- **Task requirements**
Select the lines below containing the word "Руководство".

- **Listed entries**
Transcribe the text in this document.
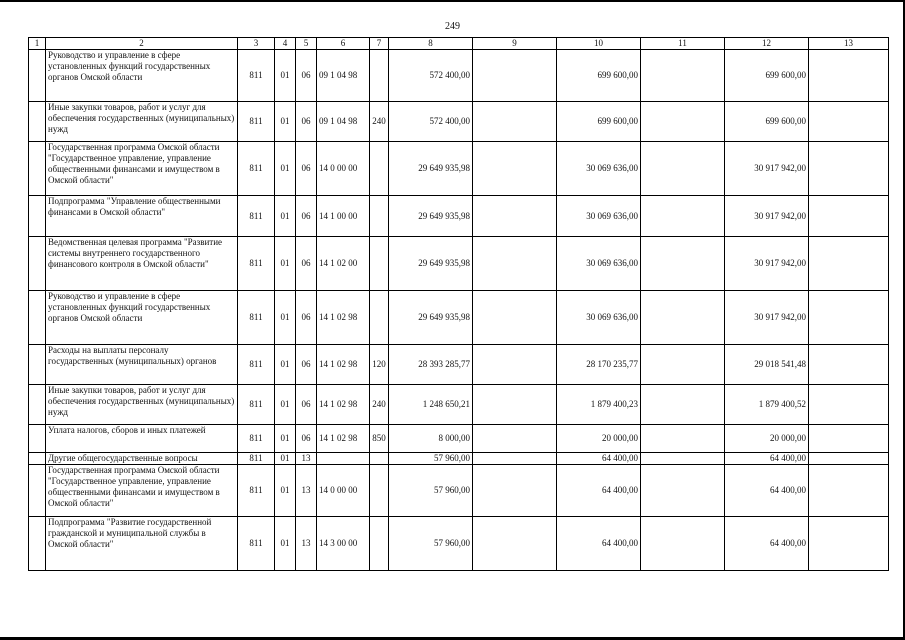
249
1	2	3	4	5	6	7	8	9	10	11	12	13
	Руководство и управление в сфере установленных функций государственных органов Омской области	811	01	06	09 1 04 98		572 400,00		699 600,00		699 600,00	
	Иные закупки товаров, работ и услуг для обеспечения государственных (муниципальных) нужд	811	01	06	09 1 04 98	240	572 400,00		699 600,00		699 600,00	
	Государственная программа Омской области "Государственное управление, управление общественными финансами и имуществом в Омской области"	811	01	06	14 0 00 00		29 649 935,98		30 069 636,00		30 917 942,00	
	Подпрограмма "Управление общественными финансами в Омской области"	811	01	06	14 1 00 00		29 649 935,98		30 069 636,00		30 917 942,00	
	Ведомственная целевая программа "Развитие системы внутреннего государственного финансового контроля в Омской области"	811	01	06	14 1 02 00		29 649 935,98		30 069 636,00		30 917 942,00	
	Руководство и управление в сфере установленных функций государственных органов Омской области	811	01	06	14 1 02 98		29 649 935,98		30 069 636,00		30 917 942,00	
	Расходы на выплаты персоналу государственных (муниципальных) органов	811	01	06	14 1 02 98	120	28 393 285,77		28 170 235,77		29 018 541,48	
	Иные закупки товаров, работ и услуг для обеспечения государственных (муниципальных) нужд	811	01	06	14 1 02 98	240	1 248 650,21		1 879 400,23		1 879 400,52	
	Уплата налогов, сборов и иных платежей	811	01	06	14 1 02 98	850	8 000,00		20 000,00		20 000,00	
	Другие общегосударственные вопросы	811	01	13			57 960,00		64 400,00		64 400,00	
	Государственная программа Омской области "Государственное управление, управление общественными финансами и имуществом в Омской области"	811	01	13	14 0 00 00		57 960,00		64 400,00		64 400,00	
	Подпрограмма "Развитие государственной гражданской и муниципальной службы в Омской области"	811	01	13	14 3 00 00		57 960,00		64 400,00		64 400,00	
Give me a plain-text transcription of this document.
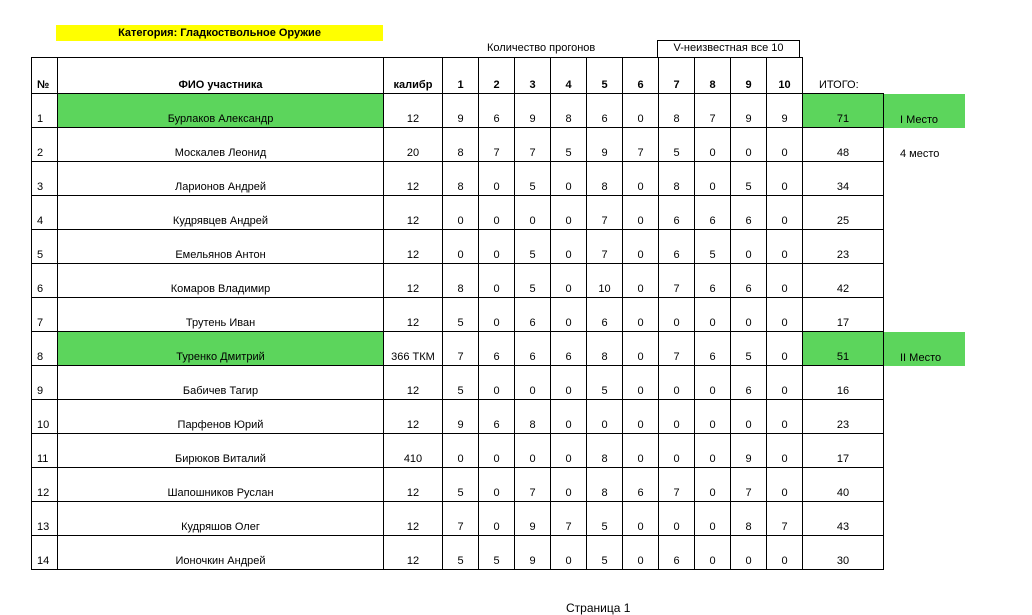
Категория: Гладкоствольное Оружие
Количество прогонов	V-неизвестная все 10
№	ФИО участника	калибр	1	2	3	4	5	6	7	8	9	10	ИТОГО:	
1	Бурлаков Александр	12	9	6	9	8	6	0	8	7	9	9	71	I Место
2	Москалев Леонид	20	8	7	7	5	9	7	5	0	0	0	48	4 место
3	Ларионов Андрей	12	8	0	5	0	8	0	8	0	5	0	34	
4	Кудрявцев Андрей	12	0	0	0	0	7	0	6	6	6	0	25	
5	Емельянов Антон	12	0	0	5	0	7	0	6	5	0	0	23	
6	Комаров Владимир	12	8	0	5	0	10	0	7	6	6	0	42	
7	Трутень Иван	12	5	0	6	0	6	0	0	0	0	0	17	
8	Туренко Дмитрий	366 ТКМ	7	6	6	6	8	0	7	6	5	0	51	II Место
9	Бабичев Тагир	12	5	0	0	0	5	0	0	0	6	0	16	
10	Парфенов Юрий	12	9	6	8	0	0	0	0	0	0	0	23	
11	Бирюков Виталий	410	0	0	0	0	8	0	0	0	9	0	17	
12	Шапошников Руслан	12	5	0	7	0	8	6	7	0	7	0	40	
13	Кудряшов Олег	12	7	0	9	7	5	0	0	0	8	7	43	
14	Ионочкин Андрей	12	5	5	9	0	5	0	6	0	0	0	30	
Страница 1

- **Response**
	Руководство и управление в сфере установленных функций государственных органов Омской области	811	01	06	09 1 04 98		572 400,00		699 600,00		699 600,00	
	Руководство и управление в сфере установленных функций государственных органов Омской области	811	01	06	14 1 02 98		29 649 935,98		30 069 636,00		30 917 942,00	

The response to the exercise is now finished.